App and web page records
• • • • • • •

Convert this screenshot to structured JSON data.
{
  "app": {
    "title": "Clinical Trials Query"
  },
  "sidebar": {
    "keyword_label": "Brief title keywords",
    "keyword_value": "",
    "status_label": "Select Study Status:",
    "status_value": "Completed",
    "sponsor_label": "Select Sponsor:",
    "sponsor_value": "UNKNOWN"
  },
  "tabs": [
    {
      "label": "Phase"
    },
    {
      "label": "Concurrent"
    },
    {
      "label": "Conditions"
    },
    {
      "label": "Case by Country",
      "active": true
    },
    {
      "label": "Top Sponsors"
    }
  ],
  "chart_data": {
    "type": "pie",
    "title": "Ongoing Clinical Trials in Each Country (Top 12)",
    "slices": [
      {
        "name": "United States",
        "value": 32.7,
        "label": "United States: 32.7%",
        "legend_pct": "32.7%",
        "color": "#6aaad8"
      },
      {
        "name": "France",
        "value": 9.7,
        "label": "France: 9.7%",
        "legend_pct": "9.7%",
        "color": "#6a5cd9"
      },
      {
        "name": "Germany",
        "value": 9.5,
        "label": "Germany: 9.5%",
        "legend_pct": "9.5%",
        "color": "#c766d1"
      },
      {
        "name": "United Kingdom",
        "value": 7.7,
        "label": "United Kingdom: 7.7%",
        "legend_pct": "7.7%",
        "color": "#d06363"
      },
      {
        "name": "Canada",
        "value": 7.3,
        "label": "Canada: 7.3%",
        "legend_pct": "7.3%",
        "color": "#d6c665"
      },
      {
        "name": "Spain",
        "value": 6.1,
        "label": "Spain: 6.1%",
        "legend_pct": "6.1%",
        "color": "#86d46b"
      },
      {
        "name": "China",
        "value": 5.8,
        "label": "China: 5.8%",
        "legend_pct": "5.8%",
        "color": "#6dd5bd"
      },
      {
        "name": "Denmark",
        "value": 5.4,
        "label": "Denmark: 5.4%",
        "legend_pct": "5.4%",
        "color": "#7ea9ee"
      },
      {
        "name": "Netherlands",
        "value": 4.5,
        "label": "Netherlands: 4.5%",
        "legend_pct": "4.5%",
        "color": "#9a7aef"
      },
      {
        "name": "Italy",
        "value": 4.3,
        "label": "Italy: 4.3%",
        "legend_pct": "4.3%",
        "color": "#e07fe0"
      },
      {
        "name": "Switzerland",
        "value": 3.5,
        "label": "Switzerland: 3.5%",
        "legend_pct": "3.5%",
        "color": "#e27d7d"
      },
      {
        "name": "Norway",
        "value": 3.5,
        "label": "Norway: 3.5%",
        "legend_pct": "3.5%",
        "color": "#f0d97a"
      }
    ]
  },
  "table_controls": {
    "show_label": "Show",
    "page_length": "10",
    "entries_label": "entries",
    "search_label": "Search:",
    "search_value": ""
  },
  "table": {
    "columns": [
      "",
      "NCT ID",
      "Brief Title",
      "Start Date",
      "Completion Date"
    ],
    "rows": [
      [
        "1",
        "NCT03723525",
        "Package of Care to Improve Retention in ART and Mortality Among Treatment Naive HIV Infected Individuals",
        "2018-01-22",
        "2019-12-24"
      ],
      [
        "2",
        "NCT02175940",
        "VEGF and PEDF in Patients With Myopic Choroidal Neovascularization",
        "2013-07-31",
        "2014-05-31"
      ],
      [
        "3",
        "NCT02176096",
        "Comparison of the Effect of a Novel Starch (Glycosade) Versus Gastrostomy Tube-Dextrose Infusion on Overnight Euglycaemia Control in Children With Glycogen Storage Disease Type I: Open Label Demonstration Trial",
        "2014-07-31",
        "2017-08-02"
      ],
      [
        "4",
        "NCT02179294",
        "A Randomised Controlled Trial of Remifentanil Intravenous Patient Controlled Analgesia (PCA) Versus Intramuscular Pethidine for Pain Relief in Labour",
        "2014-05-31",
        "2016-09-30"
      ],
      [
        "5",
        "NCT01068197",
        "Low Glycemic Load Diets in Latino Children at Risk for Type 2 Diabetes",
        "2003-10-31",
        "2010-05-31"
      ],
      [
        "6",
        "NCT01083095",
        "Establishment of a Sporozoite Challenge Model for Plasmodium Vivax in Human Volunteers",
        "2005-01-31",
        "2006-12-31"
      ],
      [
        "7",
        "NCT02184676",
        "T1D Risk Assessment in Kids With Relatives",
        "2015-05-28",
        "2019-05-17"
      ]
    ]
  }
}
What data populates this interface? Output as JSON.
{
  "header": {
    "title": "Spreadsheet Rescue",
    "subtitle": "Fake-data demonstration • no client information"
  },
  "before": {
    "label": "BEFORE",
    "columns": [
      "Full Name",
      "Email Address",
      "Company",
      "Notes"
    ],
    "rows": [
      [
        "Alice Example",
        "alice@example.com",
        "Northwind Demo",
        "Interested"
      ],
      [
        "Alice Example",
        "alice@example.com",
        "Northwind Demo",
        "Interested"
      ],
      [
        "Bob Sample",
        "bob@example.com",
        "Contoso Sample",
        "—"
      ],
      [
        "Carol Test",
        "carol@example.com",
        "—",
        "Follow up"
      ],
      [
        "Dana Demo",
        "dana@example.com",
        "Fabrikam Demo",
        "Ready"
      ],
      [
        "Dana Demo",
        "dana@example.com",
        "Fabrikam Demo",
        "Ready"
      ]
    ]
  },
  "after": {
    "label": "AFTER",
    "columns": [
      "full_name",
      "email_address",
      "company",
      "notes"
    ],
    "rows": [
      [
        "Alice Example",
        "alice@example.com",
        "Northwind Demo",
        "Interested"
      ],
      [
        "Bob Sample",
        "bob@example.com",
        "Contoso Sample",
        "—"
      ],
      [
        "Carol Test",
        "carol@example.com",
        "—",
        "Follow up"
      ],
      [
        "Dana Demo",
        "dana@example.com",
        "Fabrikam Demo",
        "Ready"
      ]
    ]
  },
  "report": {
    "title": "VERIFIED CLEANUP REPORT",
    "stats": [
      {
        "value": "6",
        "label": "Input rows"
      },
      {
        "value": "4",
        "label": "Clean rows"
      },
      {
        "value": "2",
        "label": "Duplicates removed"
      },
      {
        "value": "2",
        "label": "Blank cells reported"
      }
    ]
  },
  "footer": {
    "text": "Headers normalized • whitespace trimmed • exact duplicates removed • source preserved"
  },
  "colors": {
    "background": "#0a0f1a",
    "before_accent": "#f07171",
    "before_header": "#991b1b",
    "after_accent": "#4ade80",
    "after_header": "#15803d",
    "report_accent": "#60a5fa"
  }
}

• • • • • • •

# Activity:
Each entry above needs to be retyped exactly as it appears.

# Task result:
Convert this screenshot to structured JSON data.
{
  "app": {
    "title": "Clinical Trials Query"
  },
  "sidebar": {
    "keyword_label": "Brief title keywords",
    "keyword_value": "",
    "status_label": "Select Study Status:",
    "status_value": "Completed",
    "sponsor_label": "Select Sponsor:",
    "sponsor_value": "UNKNOWN"
  },
  "tabs": [
    {
      "label": "Phase"
    },
    {
      "label": "Concurrent"
    },
    {
      "label": "Conditions"
    },
    {
      "label": "Case by Country",
      "active": true
    },
    {
      "label": "Top Sponsors"
    }
  ],
  "chart_data": {
    "type": "pie",
    "title": "Ongoing Clinical Trials in Each Country (Top 12)",
    "slices": [
      {
        "name": "United States",
        "value": 32.7,
        "label": "United States: 32.7%",
        "legend_pct": "32.7%",
        "color": "#6aaad8"
      },
      {
        "name": "France",
        "value": 9.7,
        "label": "France: 9.7%",
        "legend_pct": "9.7%",
        "color": "#6a5cd9"
      },
      {
        "name": "Germany",
        "value": 9.5,
        "label": "Germany: 9.5%",
        "legend_pct": "9.5%",
        "color": "#c766d1"
      },
      {
        "name": "United Kingdom",
        "value": 7.7,
        "label": "United Kingdom: 7.7%",
        "legend_pct": "7.7%",
        "color": "#d06363"
      },
      {
        "name": "Canada",
        "value": 7.3,
        "label": "Canada: 7.3%",
        "legend_pct": "7.3%",
        "color": "#d6c665"
      },
      {
        "name": "Spain",
        "value": 6.1,
        "label": "Spain: 6.1%",
        "legend_pct": "6.1%",
        "color": "#86d46b"
      },
      {
        "name": "China",
        "value": 5.8,
        "label": "China: 5.8%",
        "legend_pct": "5.8%",
        "color": "#6dd5bd"
      },
      {
        "name": "Denmark",
        "value": 5.4,
        "label": "Denmark: 5.4%",
        "legend_pct": "5.4%",
        "color": "#7ea9ee"
      },
      {
        "name": "Netherlands",
        "value": 4.5,
        "label": "Netherlands: 4.5%",
        "legend_pct": "4.5%",
        "color": "#9a7aef"
      },
      {
        "name": "Italy",
        "value": 4.3,
        "label": "Italy: 4.3%",
        "legend_pct": "4.3%",
        "color": "#e07fe0"
      },
      {
        "name": "Switzerland",
        "value": 3.5,
        "label": "Switzerland: 3.5%",
        "legend_pct": "3.5%",
        "color": "#e27d7d"
      },
      {
        "name": "Norway",
        "value": 3.5,
        "label": "Norway: 3.5%",
        "legend_pct": "3.5%",
        "color": "#f0d97a"
      }
    ]
  },
  "table_controls": {
    "show_label": "Show",
    "page_length": "10",
    "entries_label": "entries",
    "search_label": "Search:",
    "search_value": ""
  },
  "table": {
    "columns": [
      "",
      "NCT ID",
      "Brief Title",
      "Start Date",
      "Completion Date"
    ],
    "rows": [
      [
        "1",
        "NCT03723525",
        "Package of Care to Improve Retention in ART and Mortality Among Treatment Naive HIV Infected Individuals",
        "2018-01-22",
        "2019-12-24"
      ],
      [
        "2",
        "NCT02175940",
        "VEGF and PEDF in Patients With Myopic Choroidal Neovascularization",
        "2013-07-31",
        "2014-05-31"
      ],
      [
        "3",
        "NCT02176096",
        "Comparison of the Effect of a Novel Starch (Glycosade) Versus Gastrostomy Tube-Dextrose Infusion on Overnight Euglycaemia Control in Children With Glycogen Storage Disease Type I: Open Label Demonstration Trial",
        "2014-07-31",
        "2017-08-02"
      ],
      [
        "4",
        "NCT02179294",
        "A Randomised Controlled Trial of Remifentanil Intravenous Patient Controlled Analgesia (PCA) Versus Intramuscular Pethidine for Pain Relief in Labour",
        "2014-05-31",
        "2016-09-30"
      ],
      [
        "5",
        "NCT01068197",
        "Low Glycemic Load Diets in Latino Children at Risk for Type 2 Diabetes",
        "2003-10-31",
        "2010-05-31"
      ],
      [
        "6",
        "NCT01083095",
        "Establishment of a Sporozoite Challenge Model for Plasmodium Vivax in Human Volunteers",
        "2005-01-31",
        "2006-12-31"
      ],
      [
        "7",
        "NCT02184676",
        "T1D Risk Assessment in Kids With Relatives",
        "2015-05-28",
        "2019-05-17"
      ]
    ]
  }
}
What data populates this interface? Output as JSON.
{
  "header": {
    "title": "Spreadsheet Rescue",
    "subtitle": "Fake-data demonstration • no client information"
  },
  "before": {
    "label": "BEFORE",
    "columns": [
      "Full Name",
      "Email Address",
      "Company",
      "Notes"
    ],
    "rows": [
      [
        "Alice Example",
        "alice@example.com",
        "Northwind Demo",
        "Interested"
      ],
      [
        "Alice Example",
        "alice@example.com",
        "Northwind Demo",
        "Interested"
      ],
      [
        "Bob Sample",
        "bob@example.com",
        "Contoso Sample",
        "—"
      ],
      [
        "Carol Test",
        "carol@example.com",
        "—",
        "Follow up"
      ],
      [
        "Dana Demo",
        "dana@example.com",
        "Fabrikam Demo",
        "Ready"
      ],
      [
        "Dana Demo",
        "dana@example.com",
        "Fabrikam Demo",
        "Ready"
      ]
    ]
  },
  "after": {
    "label": "AFTER",
    "columns": [
      "full_name",
      "email_address",
      "company",
      "notes"
    ],
    "rows": [
      [
        "Alice Example",
        "alice@example.com",
        "Northwind Demo",
        "Interested"
      ],
      [
        "Bob Sample",
        "bob@example.com",
        "Contoso Sample",
        "—"
      ],
      [
        "Carol Test",
        "carol@example.com",
        "—",
        "Follow up"
      ],
      [
        "Dana Demo",
        "dana@example.com",
        "Fabrikam Demo",
        "Ready"
      ]
    ]
  },
  "report": {
    "title": "VERIFIED CLEANUP REPORT",
    "stats": [
      {
        "value": "6",
        "label": "Input rows"
      },
      {
        "value": "4",
        "label": "Clean rows"
      },
      {
        "value": "2",
        "label": "Duplicates removed"
      },
      {
        "value": "2",
        "label": "Blank cells reported"
      }
    ]
  },
  "footer": {
    "text": "Headers normalized • whitespace trimmed • exact duplicates removed • source preserved"
  },
  "colors": {
    "background": "#0a0f1a",
    "before_accent": "#f07171",
    "before_header": "#991b1b",
    "after_accent": "#4ade80",
    "after_header": "#15803d",
    "report_accent": "#60a5fa"
  }
}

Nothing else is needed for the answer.